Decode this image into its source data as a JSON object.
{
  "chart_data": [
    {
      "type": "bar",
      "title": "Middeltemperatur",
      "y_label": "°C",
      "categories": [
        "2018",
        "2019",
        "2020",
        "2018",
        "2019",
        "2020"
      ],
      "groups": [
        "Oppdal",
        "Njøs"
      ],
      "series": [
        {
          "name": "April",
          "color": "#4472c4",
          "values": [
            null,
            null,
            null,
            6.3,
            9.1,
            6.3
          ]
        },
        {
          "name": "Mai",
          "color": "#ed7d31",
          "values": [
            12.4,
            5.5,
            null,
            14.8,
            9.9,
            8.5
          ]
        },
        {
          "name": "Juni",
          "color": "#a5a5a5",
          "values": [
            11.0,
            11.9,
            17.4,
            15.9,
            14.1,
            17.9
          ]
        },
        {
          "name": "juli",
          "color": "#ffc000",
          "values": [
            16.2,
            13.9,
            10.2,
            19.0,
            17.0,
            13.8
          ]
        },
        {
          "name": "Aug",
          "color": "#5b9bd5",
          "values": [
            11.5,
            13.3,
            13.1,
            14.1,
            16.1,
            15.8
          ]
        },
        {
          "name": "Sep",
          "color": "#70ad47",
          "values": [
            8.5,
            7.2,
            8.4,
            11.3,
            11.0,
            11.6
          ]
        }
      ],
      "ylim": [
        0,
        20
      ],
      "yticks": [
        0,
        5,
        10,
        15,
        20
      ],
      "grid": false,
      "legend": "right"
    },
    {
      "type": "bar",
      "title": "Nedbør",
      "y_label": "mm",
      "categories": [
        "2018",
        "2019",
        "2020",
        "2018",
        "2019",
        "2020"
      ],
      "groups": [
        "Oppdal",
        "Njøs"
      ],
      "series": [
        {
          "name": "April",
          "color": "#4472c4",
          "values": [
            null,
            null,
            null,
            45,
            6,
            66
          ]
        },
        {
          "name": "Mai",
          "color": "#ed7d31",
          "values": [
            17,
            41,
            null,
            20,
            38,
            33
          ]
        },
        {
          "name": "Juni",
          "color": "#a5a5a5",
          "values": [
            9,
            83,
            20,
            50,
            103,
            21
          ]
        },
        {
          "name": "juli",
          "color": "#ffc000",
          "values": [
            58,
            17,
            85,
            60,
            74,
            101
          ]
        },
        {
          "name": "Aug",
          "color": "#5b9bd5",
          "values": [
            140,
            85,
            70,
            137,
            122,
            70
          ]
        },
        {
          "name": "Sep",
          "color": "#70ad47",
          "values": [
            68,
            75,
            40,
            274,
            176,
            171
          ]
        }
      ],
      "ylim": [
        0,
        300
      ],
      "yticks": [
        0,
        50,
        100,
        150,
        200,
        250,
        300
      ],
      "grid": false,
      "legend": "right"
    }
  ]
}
***
#### YOUR GOAL:
Write every line of the material above again, exactly.

#### RESULT:
Decode this image into its source data as a JSON object.
{
  "chart_data": [
    {
      "type": "bar",
      "title": "Middeltemperatur",
      "y_label": "°C",
      "categories": [
        "2018",
        "2019",
        "2020",
        "2018",
        "2019",
        "2020"
      ],
      "groups": [
        "Oppdal",
        "Njøs"
      ],
      "series": [
        {
          "name": "April",
          "color": "#4472c4",
          "values": [
            null,
            null,
            null,
            6.3,
            9.1,
            6.3
          ]
        },
        {
          "name": "Mai",
          "color": "#ed7d31",
          "values": [
            12.4,
            5.5,
            null,
            14.8,
            9.9,
            8.5
          ]
        },
        {
          "name": "Juni",
          "color": "#a5a5a5",
          "values": [
            11.0,
            11.9,
            17.4,
            15.9,
            14.1,
            17.9
          ]
        },
        {
          "name": "juli",
          "color": "#ffc000",
          "values": [
            16.2,
            13.9,
            10.2,
            19.0,
            17.0,
            13.8
          ]
        },
        {
          "name": "Aug",
          "color": "#5b9bd5",
          "values": [
            11.5,
            13.3,
            13.1,
            14.1,
            16.1,
            15.8
          ]
        },
        {
          "name": "Sep",
          "color": "#70ad47",
          "values": [
            8.5,
            7.2,
            8.4,
            11.3,
            11.0,
            11.6
          ]
        }
      ],
      "ylim": [
        0,
        20
      ],
      "yticks": [
        0,
        5,
        10,
        15,
        20
      ],
      "grid": false,
      "legend": "right"
    },
    {
      "type": "bar",
      "title": "Nedbør",
      "y_label": "mm",
      "categories": [
        "2018",
        "2019",
        "2020",
        "2018",
        "2019",
        "2020"
      ],
      "groups": [
        "Oppdal",
        "Njøs"
      ],
      "series": [
        {
          "name": "April",
          "color": "#4472c4",
          "values": [
            null,
            null,
            null,
            45,
            6,
            66
          ]
        },
        {
          "name": "Mai",
          "color": "#ed7d31",
          "values": [
            17,
            41,
            null,
            20,
            38,
            33
          ]
        },
        {
          "name": "Juni",
          "color": "#a5a5a5",
          "values": [
            9,
            83,
            20,
            50,
            103,
            21
          ]
        },
        {
          "name": "juli",
          "color": "#ffc000",
          "values": [
            58,
            17,
            85,
            60,
            74,
            101
          ]
        },
        {
          "name": "Aug",
          "color": "#5b9bd5",
          "values": [
            140,
            85,
            70,
            137,
            122,
            70
          ]
        },
        {
          "name": "Sep",
          "color": "#70ad47",
          "values": [
            68,
            75,
            40,
            274,
            176,
            171
          ]
        }
      ],
      "ylim": [
        0,
        300
      ],
      "yticks": [
        0,
        50,
        100,
        150,
        200,
        250,
        300
      ],
      "grid": false,
      "legend": "right"
    }
  ]
}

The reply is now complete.